[Records]
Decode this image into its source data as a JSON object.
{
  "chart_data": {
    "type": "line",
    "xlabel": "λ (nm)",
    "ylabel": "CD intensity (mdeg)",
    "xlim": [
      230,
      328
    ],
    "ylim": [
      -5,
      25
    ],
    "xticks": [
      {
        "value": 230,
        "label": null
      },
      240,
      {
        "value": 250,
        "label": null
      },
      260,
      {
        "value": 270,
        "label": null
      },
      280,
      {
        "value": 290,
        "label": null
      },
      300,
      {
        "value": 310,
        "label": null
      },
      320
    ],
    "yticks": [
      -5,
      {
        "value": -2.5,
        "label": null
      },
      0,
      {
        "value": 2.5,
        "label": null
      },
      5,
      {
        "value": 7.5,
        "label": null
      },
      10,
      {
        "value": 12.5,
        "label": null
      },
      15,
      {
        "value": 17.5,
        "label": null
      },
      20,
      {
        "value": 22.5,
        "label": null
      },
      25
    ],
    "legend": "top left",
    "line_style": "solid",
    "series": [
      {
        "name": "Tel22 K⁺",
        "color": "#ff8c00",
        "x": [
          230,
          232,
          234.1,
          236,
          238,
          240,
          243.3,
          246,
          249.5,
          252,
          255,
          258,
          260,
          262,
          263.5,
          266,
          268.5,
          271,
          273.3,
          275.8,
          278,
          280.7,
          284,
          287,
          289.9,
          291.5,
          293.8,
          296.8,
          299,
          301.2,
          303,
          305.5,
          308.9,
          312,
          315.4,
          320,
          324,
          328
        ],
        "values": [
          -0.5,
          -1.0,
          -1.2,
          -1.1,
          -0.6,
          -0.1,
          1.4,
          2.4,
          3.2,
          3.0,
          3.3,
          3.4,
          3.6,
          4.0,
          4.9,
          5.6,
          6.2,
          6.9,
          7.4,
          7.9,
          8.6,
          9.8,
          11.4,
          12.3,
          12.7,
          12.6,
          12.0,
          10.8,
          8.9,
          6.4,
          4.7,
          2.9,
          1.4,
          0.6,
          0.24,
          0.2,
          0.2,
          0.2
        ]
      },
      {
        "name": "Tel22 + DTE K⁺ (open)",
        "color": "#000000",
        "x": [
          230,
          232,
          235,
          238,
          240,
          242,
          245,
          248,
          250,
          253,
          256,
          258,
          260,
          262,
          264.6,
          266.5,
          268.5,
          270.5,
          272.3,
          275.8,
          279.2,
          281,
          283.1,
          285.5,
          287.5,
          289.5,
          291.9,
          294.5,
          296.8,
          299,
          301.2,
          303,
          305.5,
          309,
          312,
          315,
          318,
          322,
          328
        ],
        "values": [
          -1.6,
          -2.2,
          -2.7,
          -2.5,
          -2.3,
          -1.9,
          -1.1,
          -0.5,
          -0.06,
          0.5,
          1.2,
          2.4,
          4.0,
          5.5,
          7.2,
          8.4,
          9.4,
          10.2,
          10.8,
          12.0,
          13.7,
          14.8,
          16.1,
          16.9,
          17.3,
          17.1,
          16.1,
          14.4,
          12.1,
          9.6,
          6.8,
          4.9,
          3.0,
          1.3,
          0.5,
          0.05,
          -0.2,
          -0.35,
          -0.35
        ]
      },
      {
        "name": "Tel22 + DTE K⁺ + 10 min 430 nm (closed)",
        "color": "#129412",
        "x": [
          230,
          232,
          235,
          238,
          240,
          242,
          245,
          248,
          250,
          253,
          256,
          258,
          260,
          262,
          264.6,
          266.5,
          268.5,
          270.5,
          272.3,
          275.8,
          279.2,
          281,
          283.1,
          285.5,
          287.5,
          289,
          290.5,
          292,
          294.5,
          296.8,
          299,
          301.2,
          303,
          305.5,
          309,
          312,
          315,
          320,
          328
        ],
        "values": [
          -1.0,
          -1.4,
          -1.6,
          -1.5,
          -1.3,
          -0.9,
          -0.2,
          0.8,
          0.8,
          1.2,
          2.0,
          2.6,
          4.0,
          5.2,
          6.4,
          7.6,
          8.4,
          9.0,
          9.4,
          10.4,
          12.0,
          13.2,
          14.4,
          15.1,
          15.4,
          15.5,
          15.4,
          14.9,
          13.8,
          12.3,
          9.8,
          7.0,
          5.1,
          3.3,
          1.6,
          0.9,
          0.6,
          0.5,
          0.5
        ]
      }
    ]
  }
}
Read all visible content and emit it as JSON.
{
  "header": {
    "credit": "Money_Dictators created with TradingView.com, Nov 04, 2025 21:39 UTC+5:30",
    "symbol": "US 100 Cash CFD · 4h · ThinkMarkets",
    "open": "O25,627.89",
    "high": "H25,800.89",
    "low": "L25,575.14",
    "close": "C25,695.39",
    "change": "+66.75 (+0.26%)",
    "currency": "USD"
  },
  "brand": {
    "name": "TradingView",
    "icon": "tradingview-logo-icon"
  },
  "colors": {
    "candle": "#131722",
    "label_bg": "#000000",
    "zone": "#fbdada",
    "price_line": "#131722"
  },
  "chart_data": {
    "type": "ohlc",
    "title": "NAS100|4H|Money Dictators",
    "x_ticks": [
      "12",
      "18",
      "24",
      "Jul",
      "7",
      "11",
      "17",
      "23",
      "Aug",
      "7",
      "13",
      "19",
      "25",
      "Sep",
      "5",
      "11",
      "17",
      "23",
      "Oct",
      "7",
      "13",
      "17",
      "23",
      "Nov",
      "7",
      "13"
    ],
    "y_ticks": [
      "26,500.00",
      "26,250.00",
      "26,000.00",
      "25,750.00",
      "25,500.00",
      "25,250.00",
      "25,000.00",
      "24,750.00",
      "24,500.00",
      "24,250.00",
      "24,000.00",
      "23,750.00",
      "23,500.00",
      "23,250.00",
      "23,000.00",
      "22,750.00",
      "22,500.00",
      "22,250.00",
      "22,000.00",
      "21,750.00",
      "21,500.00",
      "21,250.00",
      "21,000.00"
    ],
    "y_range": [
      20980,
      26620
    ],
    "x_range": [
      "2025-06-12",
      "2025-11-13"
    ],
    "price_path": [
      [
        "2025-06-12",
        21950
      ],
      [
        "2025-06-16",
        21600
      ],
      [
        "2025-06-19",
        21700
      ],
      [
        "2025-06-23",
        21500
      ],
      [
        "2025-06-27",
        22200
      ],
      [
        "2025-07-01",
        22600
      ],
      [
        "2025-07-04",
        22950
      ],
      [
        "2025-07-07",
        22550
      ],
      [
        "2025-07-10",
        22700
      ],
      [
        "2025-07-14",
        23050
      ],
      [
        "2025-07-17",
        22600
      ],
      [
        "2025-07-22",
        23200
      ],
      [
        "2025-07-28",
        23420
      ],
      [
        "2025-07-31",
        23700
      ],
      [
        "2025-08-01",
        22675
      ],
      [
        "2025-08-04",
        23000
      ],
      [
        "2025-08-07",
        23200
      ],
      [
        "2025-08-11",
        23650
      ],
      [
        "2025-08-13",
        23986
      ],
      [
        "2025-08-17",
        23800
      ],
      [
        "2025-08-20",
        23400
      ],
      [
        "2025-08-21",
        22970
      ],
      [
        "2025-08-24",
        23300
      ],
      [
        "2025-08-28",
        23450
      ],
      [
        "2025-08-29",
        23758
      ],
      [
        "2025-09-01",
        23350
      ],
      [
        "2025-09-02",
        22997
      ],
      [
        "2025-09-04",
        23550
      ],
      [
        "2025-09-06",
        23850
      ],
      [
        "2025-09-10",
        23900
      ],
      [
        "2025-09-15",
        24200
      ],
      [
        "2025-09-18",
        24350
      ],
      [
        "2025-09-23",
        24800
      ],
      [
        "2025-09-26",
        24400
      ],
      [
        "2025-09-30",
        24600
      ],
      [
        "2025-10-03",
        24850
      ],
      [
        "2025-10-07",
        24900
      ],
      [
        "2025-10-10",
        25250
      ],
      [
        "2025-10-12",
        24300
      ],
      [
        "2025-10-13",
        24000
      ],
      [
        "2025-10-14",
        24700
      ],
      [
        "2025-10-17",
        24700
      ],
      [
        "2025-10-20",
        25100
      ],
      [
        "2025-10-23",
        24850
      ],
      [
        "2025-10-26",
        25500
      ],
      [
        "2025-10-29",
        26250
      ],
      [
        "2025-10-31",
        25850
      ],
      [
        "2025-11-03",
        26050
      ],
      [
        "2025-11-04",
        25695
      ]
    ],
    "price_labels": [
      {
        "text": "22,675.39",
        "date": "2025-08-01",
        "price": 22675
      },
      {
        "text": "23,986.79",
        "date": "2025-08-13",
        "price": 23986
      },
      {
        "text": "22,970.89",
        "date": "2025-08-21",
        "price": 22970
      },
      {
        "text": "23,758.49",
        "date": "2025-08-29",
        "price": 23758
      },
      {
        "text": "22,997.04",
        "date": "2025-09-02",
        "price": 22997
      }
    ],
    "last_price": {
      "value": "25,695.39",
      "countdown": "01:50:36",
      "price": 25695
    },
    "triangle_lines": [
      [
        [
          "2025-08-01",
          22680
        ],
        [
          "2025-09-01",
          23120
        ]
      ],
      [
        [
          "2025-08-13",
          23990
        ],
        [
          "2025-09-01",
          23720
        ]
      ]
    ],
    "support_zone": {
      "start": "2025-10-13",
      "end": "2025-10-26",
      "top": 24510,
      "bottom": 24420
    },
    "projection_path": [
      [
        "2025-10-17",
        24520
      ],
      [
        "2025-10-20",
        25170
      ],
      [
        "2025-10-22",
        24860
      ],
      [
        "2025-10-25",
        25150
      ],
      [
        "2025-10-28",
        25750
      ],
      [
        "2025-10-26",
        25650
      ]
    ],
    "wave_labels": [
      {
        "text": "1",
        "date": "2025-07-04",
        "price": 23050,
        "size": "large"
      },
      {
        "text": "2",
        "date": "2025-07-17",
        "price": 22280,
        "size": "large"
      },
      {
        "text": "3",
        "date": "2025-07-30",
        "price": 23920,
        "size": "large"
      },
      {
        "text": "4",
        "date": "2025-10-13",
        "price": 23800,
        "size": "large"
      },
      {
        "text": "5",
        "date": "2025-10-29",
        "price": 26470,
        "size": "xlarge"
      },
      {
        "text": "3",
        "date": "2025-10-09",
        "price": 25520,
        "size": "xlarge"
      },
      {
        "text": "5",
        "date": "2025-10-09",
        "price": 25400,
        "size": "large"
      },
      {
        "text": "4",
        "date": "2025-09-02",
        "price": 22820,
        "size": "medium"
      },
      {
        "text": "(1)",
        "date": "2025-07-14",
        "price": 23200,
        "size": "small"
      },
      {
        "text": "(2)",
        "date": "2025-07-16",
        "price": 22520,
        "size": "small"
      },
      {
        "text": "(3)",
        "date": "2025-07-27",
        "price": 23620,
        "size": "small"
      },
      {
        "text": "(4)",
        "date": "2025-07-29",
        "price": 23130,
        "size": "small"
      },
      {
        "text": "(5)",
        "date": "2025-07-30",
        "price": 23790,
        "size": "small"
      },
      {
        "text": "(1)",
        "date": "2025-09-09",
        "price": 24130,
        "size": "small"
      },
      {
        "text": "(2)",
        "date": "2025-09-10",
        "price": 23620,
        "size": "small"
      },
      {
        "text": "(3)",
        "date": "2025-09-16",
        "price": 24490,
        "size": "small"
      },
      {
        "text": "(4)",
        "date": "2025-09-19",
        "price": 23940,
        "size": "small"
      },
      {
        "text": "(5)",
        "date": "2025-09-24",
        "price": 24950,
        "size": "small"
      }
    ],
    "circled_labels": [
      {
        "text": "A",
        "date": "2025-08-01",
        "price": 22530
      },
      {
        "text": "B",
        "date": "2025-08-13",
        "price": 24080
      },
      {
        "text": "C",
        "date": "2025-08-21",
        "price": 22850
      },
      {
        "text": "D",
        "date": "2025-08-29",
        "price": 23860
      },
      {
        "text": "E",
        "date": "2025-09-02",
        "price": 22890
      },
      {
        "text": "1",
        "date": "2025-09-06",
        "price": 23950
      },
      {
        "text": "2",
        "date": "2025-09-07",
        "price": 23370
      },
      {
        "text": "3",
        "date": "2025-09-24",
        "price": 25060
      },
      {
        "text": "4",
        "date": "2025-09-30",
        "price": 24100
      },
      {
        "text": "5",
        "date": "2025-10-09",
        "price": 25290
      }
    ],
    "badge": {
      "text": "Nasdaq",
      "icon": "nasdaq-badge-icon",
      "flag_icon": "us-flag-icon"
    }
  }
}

__What is asked__:
In the records above, collect each line with "name".

__Response below__:
        "name": "Tel22 K⁺",
        "name": "Tel22 + DTE K⁺ (open)",
        "name": "Tel22 + DTE K⁺ + 10 min 430 nm (closed)",
    "name": "TradingView",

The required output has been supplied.